_WHAT TO PRODUCE:_ Below are some entries. Output each one exactly as it appears.

_SUPPLIED INFORMATION:_

::::

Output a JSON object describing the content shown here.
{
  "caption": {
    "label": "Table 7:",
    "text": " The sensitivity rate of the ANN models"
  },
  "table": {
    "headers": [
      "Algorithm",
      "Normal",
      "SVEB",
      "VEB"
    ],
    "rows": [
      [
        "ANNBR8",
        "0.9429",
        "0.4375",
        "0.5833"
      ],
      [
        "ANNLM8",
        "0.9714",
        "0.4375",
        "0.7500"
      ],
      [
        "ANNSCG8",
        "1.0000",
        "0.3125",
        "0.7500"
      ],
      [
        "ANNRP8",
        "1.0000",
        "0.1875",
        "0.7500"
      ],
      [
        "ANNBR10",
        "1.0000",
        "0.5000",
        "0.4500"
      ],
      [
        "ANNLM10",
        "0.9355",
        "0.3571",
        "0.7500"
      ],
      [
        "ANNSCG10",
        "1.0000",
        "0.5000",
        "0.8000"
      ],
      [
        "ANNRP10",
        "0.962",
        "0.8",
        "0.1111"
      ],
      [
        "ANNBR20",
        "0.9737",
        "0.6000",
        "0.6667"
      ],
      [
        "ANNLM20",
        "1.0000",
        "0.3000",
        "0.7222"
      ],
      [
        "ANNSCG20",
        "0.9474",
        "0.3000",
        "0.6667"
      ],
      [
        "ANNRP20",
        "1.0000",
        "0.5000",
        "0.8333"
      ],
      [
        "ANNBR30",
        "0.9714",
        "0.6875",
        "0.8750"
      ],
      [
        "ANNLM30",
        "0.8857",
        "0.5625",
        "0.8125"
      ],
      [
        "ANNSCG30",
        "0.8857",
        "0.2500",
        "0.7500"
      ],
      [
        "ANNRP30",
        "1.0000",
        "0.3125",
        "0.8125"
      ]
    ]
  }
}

::::

_RESPONSE FOR THIS EXERCISE:_
Output a JSON object describing the content shown here.
{
  "caption": {
    "label": "Table 7:",
    "text": " The sensitivity rate of the ANN models"
  },
  "table": {
    "headers": [
      "Algorithm",
      "Normal",
      "SVEB",
      "VEB"
    ],
    "rows": [
      [
        "ANNBR8",
        "0.9429",
        "0.4375",
        "0.5833"
      ],
      [
        "ANNLM8",
        "0.9714",
        "0.4375",
        "0.7500"
      ],
      [
        "ANNSCG8",
        "1.0000",
        "0.3125",
        "0.7500"
      ],
      [
        "ANNRP8",
        "1.0000",
        "0.1875",
        "0.7500"
      ],
      [
        "ANNBR10",
        "1.0000",
        "0.5000",
        "0.4500"
      ],
      [
        "ANNLM10",
        "0.9355",
        "0.3571",
        "0.7500"
      ],
      [
        "ANNSCG10",
        "1.0000",
        "0.5000",
        "0.8000"
      ],
      [
        "ANNRP10",
        "0.962",
        "0.8",
        "0.1111"
      ],
      [
        "ANNBR20",
        "0.9737",
        "0.6000",
        "0.6667"
      ],
      [
        "ANNLM20",
        "1.0000",
        "0.3000",
        "0.7222"
      ],
      [
        "ANNSCG20",
        "0.9474",
        "0.3000",
        "0.6667"
      ],
      [
        "ANNRP20",
        "1.0000",
        "0.5000",
        "0.8333"
      ],
      [
        "ANNBR30",
        "0.9714",
        "0.6875",
        "0.8750"
      ],
      [
        "ANNLM30",
        "0.8857",
        "0.5625",
        "0.8125"
      ],
      [
        "ANNSCG30",
        "0.8857",
        "0.2500",
        "0.7500"
      ],
      [
        "ANNRP30",
        "1.0000",
        "0.3125",
        "0.8125"
      ]
    ]
  }
}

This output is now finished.